> [TASK TO COMPLETE]:
Transcribe the records in full, keeping every character as it is.

[Stored data]
►

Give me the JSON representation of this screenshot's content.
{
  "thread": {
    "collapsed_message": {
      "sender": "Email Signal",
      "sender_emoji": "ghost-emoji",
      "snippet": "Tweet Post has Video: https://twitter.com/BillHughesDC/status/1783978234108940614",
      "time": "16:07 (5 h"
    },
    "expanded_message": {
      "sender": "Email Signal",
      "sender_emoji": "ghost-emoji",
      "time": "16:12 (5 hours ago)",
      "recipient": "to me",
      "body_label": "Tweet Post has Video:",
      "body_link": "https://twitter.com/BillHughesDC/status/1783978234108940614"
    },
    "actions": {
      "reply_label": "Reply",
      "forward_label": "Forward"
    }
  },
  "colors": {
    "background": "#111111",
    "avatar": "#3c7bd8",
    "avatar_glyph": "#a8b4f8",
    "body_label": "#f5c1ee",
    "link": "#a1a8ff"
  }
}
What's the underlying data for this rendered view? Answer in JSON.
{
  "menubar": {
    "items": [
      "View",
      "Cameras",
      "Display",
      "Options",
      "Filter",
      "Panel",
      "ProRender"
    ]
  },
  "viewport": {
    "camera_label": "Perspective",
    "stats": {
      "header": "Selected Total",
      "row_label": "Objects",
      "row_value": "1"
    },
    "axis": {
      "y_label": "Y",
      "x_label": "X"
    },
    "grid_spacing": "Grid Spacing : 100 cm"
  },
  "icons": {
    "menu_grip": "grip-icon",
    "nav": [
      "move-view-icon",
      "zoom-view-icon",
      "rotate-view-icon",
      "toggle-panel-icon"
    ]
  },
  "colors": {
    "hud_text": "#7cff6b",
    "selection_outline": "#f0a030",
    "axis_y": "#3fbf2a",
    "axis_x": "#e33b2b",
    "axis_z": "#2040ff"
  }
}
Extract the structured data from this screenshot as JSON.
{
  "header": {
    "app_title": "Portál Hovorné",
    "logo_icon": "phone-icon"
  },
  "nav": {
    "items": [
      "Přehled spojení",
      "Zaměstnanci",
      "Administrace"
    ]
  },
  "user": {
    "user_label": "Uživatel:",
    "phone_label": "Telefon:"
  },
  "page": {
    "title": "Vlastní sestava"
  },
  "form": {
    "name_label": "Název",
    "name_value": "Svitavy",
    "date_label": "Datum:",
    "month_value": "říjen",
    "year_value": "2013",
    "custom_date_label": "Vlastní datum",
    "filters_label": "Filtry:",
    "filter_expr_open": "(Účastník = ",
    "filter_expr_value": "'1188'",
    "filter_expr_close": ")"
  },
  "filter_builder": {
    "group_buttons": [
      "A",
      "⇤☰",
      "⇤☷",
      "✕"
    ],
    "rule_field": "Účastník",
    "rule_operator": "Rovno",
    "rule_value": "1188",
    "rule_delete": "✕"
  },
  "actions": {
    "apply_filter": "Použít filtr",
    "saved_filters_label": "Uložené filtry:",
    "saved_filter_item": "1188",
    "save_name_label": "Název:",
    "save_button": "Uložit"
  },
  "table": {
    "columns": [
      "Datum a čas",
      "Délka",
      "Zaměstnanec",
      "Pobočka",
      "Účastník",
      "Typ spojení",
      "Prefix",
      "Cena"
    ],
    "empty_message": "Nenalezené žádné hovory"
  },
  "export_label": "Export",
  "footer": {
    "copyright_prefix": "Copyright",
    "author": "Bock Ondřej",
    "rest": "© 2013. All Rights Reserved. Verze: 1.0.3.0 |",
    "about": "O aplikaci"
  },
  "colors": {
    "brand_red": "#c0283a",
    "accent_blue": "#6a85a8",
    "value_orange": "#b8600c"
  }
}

◄

> [EXERCISE RESPONSE]:
Give me the JSON representation of this screenshot's content.
{
  "thread": {
    "collapsed_message": {
      "sender": "Email Signal",
      "sender_emoji": "ghost-emoji",
      "snippet": "Tweet Post has Video: https://twitter.com/BillHughesDC/status/1783978234108940614",
      "time": "16:07 (5 h"
    },
    "expanded_message": {
      "sender": "Email Signal",
      "sender_emoji": "ghost-emoji",
      "time": "16:12 (5 hours ago)",
      "recipient": "to me",
      "body_label": "Tweet Post has Video:",
      "body_link": "https://twitter.com/BillHughesDC/status/1783978234108940614"
    },
    "actions": {
      "reply_label": "Reply",
      "forward_label": "Forward"
    }
  },
  "colors": {
    "background": "#111111",
    "avatar": "#3c7bd8",
    "avatar_glyph": "#a8b4f8",
    "body_label": "#f5c1ee",
    "link": "#a1a8ff"
  }
}
What's the underlying data for this rendered view? Answer in JSON.
{
  "menubar": {
    "items": [
      "View",
      "Cameras",
      "Display",
      "Options",
      "Filter",
      "Panel",
      "ProRender"
    ]
  },
  "viewport": {
    "camera_label": "Perspective",
    "stats": {
      "header": "Selected Total",
      "row_label": "Objects",
      "row_value": "1"
    },
    "axis": {
      "y_label": "Y",
      "x_label": "X"
    },
    "grid_spacing": "Grid Spacing : 100 cm"
  },
  "icons": {
    "menu_grip": "grip-icon",
    "nav": [
      "move-view-icon",
      "zoom-view-icon",
      "rotate-view-icon",
      "toggle-panel-icon"
    ]
  },
  "colors": {
    "hud_text": "#7cff6b",
    "selection_outline": "#f0a030",
    "axis_y": "#3fbf2a",
    "axis_x": "#e33b2b",
    "axis_z": "#2040ff"
  }
}
Extract the structured data from this screenshot as JSON.
{
  "header": {
    "app_title": "Portál Hovorné",
    "logo_icon": "phone-icon"
  },
  "nav": {
    "items": [
      "Přehled spojení",
      "Zaměstnanci",
      "Administrace"
    ]
  },
  "user": {
    "user_label": "Uživatel:",
    "phone_label": "Telefon:"
  },
  "page": {
    "title": "Vlastní sestava"
  },
  "form": {
    "name_label": "Název",
    "name_value": "Svitavy",
    "date_label": "Datum:",
    "month_value": "říjen",
    "year_value": "2013",
    "custom_date_label": "Vlastní datum",
    "filters_label": "Filtry:",
    "filter_expr_open": "(Účastník = ",
    "filter_expr_value": "'1188'",
    "filter_expr_close": ")"
  },
  "filter_builder": {
    "group_buttons": [
      "A",
      "⇤☰",
      "⇤☷",
      "✕"
    ],
    "rule_field": "Účastník",
    "rule_operator": "Rovno",
    "rule_value": "1188",
    "rule_delete": "✕"
  },
  "actions": {
    "apply_filter": "Použít filtr",
    "saved_filters_label": "Uložené filtry:",
    "saved_filter_item": "1188",
    "save_name_label": "Název:",
    "save_button": "Uložit"
  },
  "table": {
    "columns": [
      "Datum a čas",
      "Délka",
      "Zaměstnanec",
      "Pobočka",
      "Účastník",
      "Typ spojení",
      "Prefix",
      "Cena"
    ],
    "empty_message": "Nenalezené žádné hovory"
  },
  "export_label": "Export",
  "footer": {
    "copyright_prefix": "Copyright",
    "author": "Bock Ondřej",
    "rest": "© 2013. All Rights Reserved. Verze: 1.0.3.0 |",
    "about": "O aplikaci"
  },
  "colors": {
    "brand_red": "#c0283a",
    "accent_blue": "#6a85a8",
    "value_orange": "#b8600c"
  }
}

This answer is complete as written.